Anticlustering — anticlustering • anticlust

Partition a pool of elements into groups (i.e., anticlusters) with the aim of creating high within-group heterogeneity and high between-group similarity. Anticlustering is accomplished by maximizing instead of minimizing a clustering objective function. Implements anticlustering methods as described in Papenberg and Klau (2021; <doi:10.1037/met0000301>), Brusco et al. (2020; <doi:10.1111/bmsp.12186>), Papenberg (2024; <doi:10.1111/bmsp.12315>), and Papenberg et al. (2025; <doi:10.1101/2025.03.03.641320>).

anticlustering(
  x,
  K,
  objective = "diversity",
  method = "exchange",
  preclustering = FALSE,
  categories = NULL,
  repetitions = NULL,
  standardize = FALSE,
  cannot_link = NULL,
  must_link = NULL
)

Arguments

x: The data input. Can be one of two structures: (1) A feature matrix where rows correspond to elements and columns correspond to variables (a single numeric variable can be passed as a vector). (2) An N x N matrix dissimilarity matrix; can be an object of class dist (e.g., returned by dist or as.dist) or a matrix where the entries of the upper and lower triangular matrix represent pairwise dissimilarities.
K: How many anticlusters should be created. Alternatively: (a) A vector describing the size of each group, or (b) a vector of length nrow(x) describing how elements are assigned to anticlusters before the optimization starts.
objective: The objective to be maximized. The options "diversity" (default; previously called "distance", which is still supported), "average-diversity", "variance", "kplus" and "dispersion" are natively supported. May also be a user-defined function. See Details.
method: One of "exchange" (default) , "local-maximum", "brusco", "ilp", or "2PML". See Details.
preclustering: Boolean. Should a preclustering be conducted before anticlusters are created? Defaults to FALSE. See Details.
categories: A vector, data.frame or matrix representing one or several categorical variables whose distribution should be similar between groups. See Details.
repetitions: The number of times a search heuristic is initiated when using method = "exchange", method = "local-maximum", method = "brusco", or method = "2PML". In the end, the best objective found across the repetitions is returned.
standardize: Boolean. If TRUE and x is a feature matrix, the data is standardized through a call to scale before the optimization starts. This argument is silently ignored if x is a distance matrix.
cannot_link: A 2 column matrix where each row has the indices of two elements that must not be assigned to the same anticluster.
must_link: A numeric vector of length nrow(x). Elements having the same value in this vector are assigned to the same anticluster.

Value

A vector of length N that assigns a group (i.e, a number between 1 and K) to each input element.

Details

This function is used to solve anticlustering. That is, the data input is divided into K groups in such a way that elements within groups are heterogeneous and the different groups are similar. Anticlustering is accomplished by maximizing instead of minimizing a clustering objective function. The maximization of five objectives is natively supported (other functions can also defined by the user as described below):

the diversity, setting objective = "diversity" (this is the default objective)
the average diversity, which normalizes the diversity by cluster size, setting objective = "average-diversity"

### Data
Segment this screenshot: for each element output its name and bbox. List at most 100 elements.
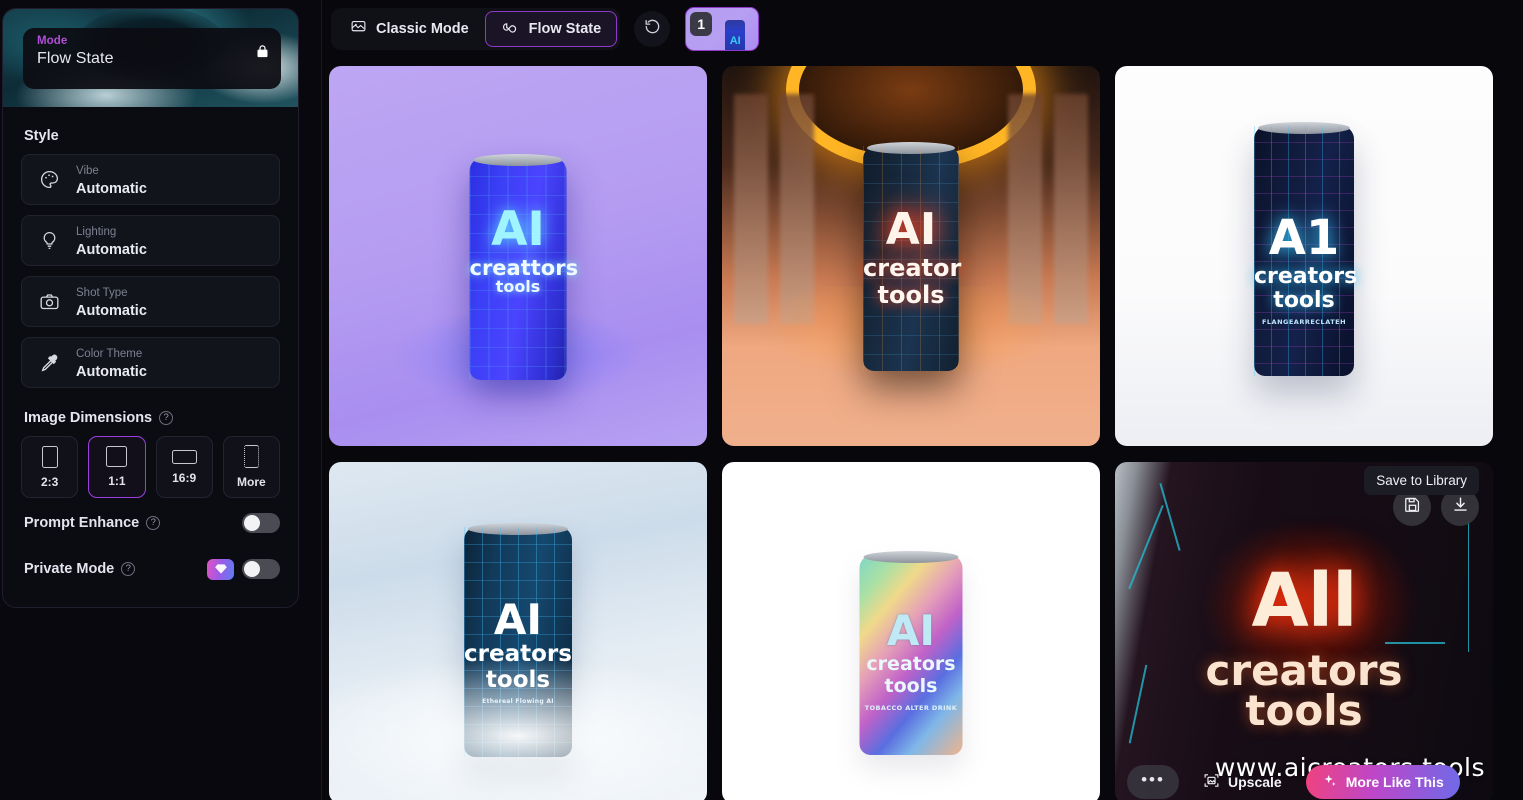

### Given task
Please return the stretch of the anticlustering documentation above from "standardize: Boolean. If" through "a distance matrix.", copied word for word.

### Written answer
standardize: Boolean. If TRUE and x is a feature matrix, the data is standardized through a call to scale before the optimization starts. This argument is silently ignored if x is a distance matrix.